Make an exact copy of the records, dropping all pictures.

[Figure content listings]
-- Start --

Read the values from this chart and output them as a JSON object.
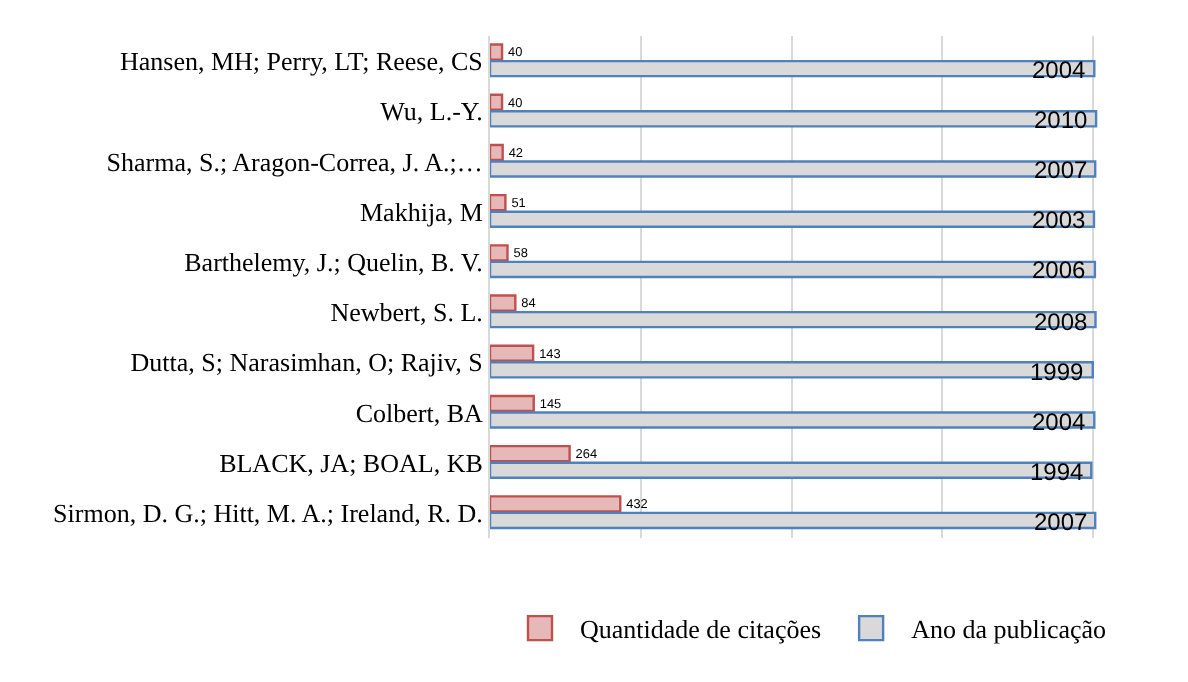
{
  "chart_data": {
    "type": "bar",
    "orientation": "horizontal",
    "categories": [
      "Hansen, MH; Perry, LT; Reese, CS",
      "Wu, L.-Y.",
      "Sharma, S.; Aragon-Correa, J. A.;…",
      "Makhija, M",
      "Barthelemy, J.; Quelin, B. V.",
      "Newbert, S. L.",
      "Dutta, S; Narasimhan, O; Rajiv, S",
      "Colbert, BA",
      "BLACK, JA; BOAL, KB",
      "Sirmon, D. G.; Hitt, M. A.; Ireland, R. D."
    ],
    "series": [
      {
        "name": "Quantidade de citações",
        "color": "#e6b9b8",
        "values": [
          40,
          40,
          42,
          51,
          58,
          84,
          143,
          145,
          264,
          432
        ]
      },
      {
        "name": "Ano da publicação",
        "color": "#d9d9d9",
        "values": [
          2004,
          2010,
          2007,
          2003,
          2006,
          2008,
          1999,
          2004,
          1994,
          2007
        ]
      }
    ],
    "tick_labels": "y",
    "grid": "x",
    "legend": "bottom",
    "data_labels": true
  }
}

-- End --

• [ANSWER TO THIS TASK]
Read the values from this chart and output them as a JSON object.
{
  "chart_data": {
    "type": "bar",
    "orientation": "horizontal",
    "categories": [
      "Hansen, MH; Perry, LT; Reese, CS",
      "Wu, L.-Y.",
      "Sharma, S.; Aragon-Correa, J. A.;…",
      "Makhija, M",
      "Barthelemy, J.; Quelin, B. V.",
      "Newbert, S. L.",
      "Dutta, S; Narasimhan, O; Rajiv, S",
      "Colbert, BA",
      "BLACK, JA; BOAL, KB",
      "Sirmon, D. G.; Hitt, M. A.; Ireland, R. D."
    ],
    "series": [
      {
        "name": "Quantidade de citações",
        "color": "#e6b9b8",
        "values": [
          40,
          40,
          42,
          51,
          58,
          84,
          143,
          145,
          264,
          432
        ]
      },
      {
        "name": "Ano da publicação",
        "color": "#d9d9d9",
        "values": [
          2004,
          2010,
          2007,
          2003,
          2006,
          2008,
          1999,
          2004,
          1994,
          2007
        ]
      }
    ],
    "tick_labels": "y",
    "grid": "x",
    "legend": "bottom",
    "data_labels": true
  }
}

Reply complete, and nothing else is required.